• _EXERCISE TASK_
Return the records word for word. Any pictures in them are not part of the copy.

• _RAW DATA_
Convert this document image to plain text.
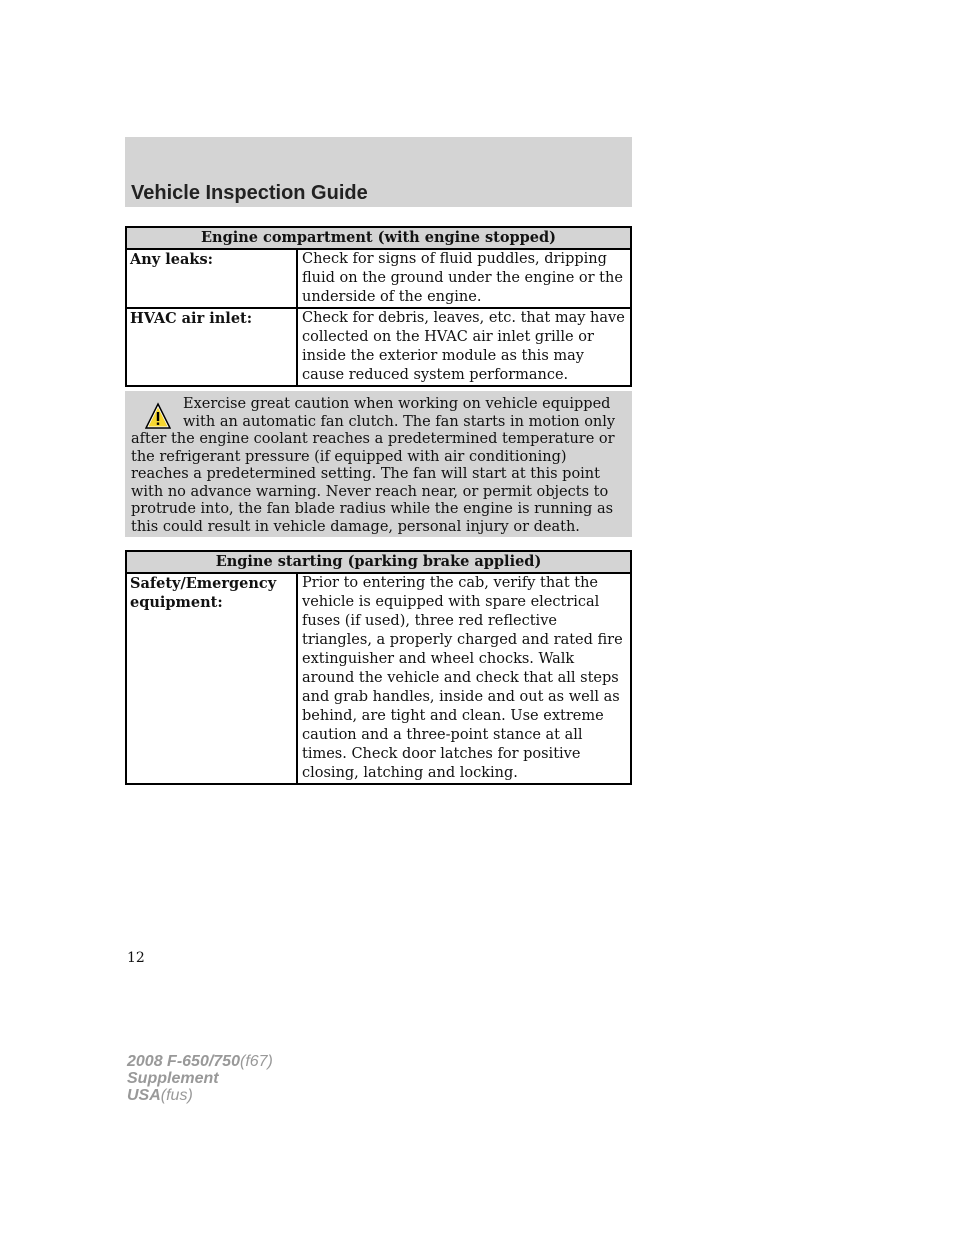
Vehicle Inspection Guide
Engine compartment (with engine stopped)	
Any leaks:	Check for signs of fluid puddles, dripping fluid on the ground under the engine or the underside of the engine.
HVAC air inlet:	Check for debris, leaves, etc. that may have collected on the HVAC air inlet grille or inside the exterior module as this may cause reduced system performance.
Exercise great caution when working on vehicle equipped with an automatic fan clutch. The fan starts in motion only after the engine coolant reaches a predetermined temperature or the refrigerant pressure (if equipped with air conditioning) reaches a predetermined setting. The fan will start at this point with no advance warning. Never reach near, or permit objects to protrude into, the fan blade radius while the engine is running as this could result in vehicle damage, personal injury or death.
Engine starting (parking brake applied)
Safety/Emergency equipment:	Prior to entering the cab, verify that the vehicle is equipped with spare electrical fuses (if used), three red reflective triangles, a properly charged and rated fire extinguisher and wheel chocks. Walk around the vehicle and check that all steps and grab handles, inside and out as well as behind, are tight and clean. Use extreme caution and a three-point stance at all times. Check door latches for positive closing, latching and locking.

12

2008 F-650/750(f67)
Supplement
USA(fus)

• _RIGHT ANSWER_
Convert this document image to plain text.
Vehicle Inspection Guide
Engine compartment (with engine stopped)	
Any leaks:	Check for signs of fluid puddles, dripping fluid on the ground under the engine or the underside of the engine.
HVAC air inlet:	Check for debris, leaves, etc. that may have collected on the HVAC air inlet grille or inside the exterior module as this may cause reduced system performance.
Exercise great caution when working on vehicle equipped with an automatic fan clutch. The fan starts in motion only after the engine coolant reaches a predetermined temperature or the refrigerant pressure (if equipped with air conditioning) reaches a predetermined setting. The fan will start at this point with no advance warning. Never reach near, or permit objects to protrude into, the fan blade radius while the engine is running as this could result in vehicle damage, personal injury or death.
Engine starting (parking brake applied)
Safety/Emergency equipment:	Prior to entering the cab, verify that the vehicle is equipped with spare electrical fuses (if used), three red reflective triangles, a properly charged and rated fire extinguisher and wheel chocks. Walk around the vehicle and check that all steps and grab handles, inside and out as well as behind, are tight and clean. Use extreme caution and a three-point stance at all times. Check door latches for positive closing, latching and locking.

12

2008 F-650/750(f67)
Supplement
USA(fus)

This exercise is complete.